▶ [Direction]
Reproduce all of the material word for word.

Stored data

────────────────

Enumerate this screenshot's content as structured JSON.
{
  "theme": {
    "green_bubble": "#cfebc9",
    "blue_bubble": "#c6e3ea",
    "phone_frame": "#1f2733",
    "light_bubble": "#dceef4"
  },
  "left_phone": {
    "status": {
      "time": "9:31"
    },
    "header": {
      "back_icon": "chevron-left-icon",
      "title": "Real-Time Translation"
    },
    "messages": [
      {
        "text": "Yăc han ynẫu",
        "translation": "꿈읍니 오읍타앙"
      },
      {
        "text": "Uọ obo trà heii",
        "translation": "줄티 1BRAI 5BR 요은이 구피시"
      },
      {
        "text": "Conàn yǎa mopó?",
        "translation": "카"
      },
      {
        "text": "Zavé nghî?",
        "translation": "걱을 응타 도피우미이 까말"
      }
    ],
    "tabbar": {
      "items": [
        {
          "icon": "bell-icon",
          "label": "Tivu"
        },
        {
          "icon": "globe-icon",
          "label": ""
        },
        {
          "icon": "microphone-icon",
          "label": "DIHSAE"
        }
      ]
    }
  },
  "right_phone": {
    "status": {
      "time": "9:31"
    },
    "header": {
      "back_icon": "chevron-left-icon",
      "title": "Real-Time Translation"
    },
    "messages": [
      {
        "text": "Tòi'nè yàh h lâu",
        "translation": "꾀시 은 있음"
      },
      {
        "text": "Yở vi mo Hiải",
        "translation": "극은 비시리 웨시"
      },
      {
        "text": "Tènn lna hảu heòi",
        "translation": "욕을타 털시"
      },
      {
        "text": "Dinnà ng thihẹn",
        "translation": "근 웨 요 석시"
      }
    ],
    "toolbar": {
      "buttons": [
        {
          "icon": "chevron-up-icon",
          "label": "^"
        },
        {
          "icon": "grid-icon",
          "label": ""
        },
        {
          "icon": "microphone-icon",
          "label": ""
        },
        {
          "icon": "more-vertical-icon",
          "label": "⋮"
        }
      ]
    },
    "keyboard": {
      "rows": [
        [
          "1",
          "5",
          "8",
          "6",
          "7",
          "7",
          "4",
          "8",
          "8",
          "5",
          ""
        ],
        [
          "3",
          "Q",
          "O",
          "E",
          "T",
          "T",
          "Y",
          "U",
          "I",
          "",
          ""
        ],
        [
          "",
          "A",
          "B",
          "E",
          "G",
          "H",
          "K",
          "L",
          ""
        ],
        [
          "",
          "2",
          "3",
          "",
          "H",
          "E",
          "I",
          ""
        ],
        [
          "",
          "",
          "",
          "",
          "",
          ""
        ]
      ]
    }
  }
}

────────────────

▶ [Exercise solution]
Enumerate this screenshot's content as structured JSON.
{
  "theme": {
    "green_bubble": "#cfebc9",
    "blue_bubble": "#c6e3ea",
    "phone_frame": "#1f2733",
    "light_bubble": "#dceef4"
  },
  "left_phone": {
    "status": {
      "time": "9:31"
    },
    "header": {
      "back_icon": "chevron-left-icon",
      "title": "Real-Time Translation"
    },
    "messages": [
      {
        "text": "Yăc han ynẫu",
        "translation": "꿈읍니 오읍타앙"
      },
      {
        "text": "Uọ obo trà heii",
        "translation": "줄티 1BRAI 5BR 요은이 구피시"
      },
      {
        "text": "Conàn yǎa mopó?",
        "translation": "카"
      },
      {
        "text": "Zavé nghî?",
        "translation": "걱을 응타 도피우미이 까말"
      }
    ],
    "tabbar": {
      "items": [
        {
          "icon": "bell-icon",
          "label": "Tivu"
        },
        {
          "icon": "globe-icon",
          "label": ""
        },
        {
          "icon": "microphone-icon",
          "label": "DIHSAE"
        }
      ]
    }
  },
  "right_phone": {
    "status": {
      "time": "9:31"
    },
    "header": {
      "back_icon": "chevron-left-icon",
      "title": "Real-Time Translation"
    },
    "messages": [
      {
        "text": "Tòi'nè yàh h lâu",
        "translation": "꾀시 은 있음"
      },
      {
        "text": "Yở vi mo Hiải",
        "translation": "극은 비시리 웨시"
      },
      {
        "text": "Tènn lna hảu heòi",
        "translation": "욕을타 털시"
      },
      {
        "text": "Dinnà ng thihẹn",
        "translation": "근 웨 요 석시"
      }
    ],
    "toolbar": {
      "buttons": [
        {
          "icon": "chevron-up-icon",
          "label": "^"
        },
        {
          "icon": "grid-icon",
          "label": ""
        },
        {
          "icon": "microphone-icon",
          "label": ""
        },
        {
          "icon": "more-vertical-icon",
          "label": "⋮"
        }
      ]
    },
    "keyboard": {
      "rows": [
        [
          "1",
          "5",
          "8",
          "6",
          "7",
          "7",
          "4",
          "8",
          "8",
          "5",
          ""
        ],
        [
          "3",
          "Q",
          "O",
          "E",
          "T",
          "T",
          "Y",
          "U",
          "I",
          "",
          ""
        ],
        [
          "",
          "A",
          "B",
          "E",
          "G",
          "H",
          "K",
          "L",
          ""
        ],
        [
          "",
          "2",
          "3",
          "",
          "H",
          "E",
          "I",
          ""
        ],
        [
          "",
          "",
          "",
          "",
          "",
          ""
        ]
      ]
    }
  }
}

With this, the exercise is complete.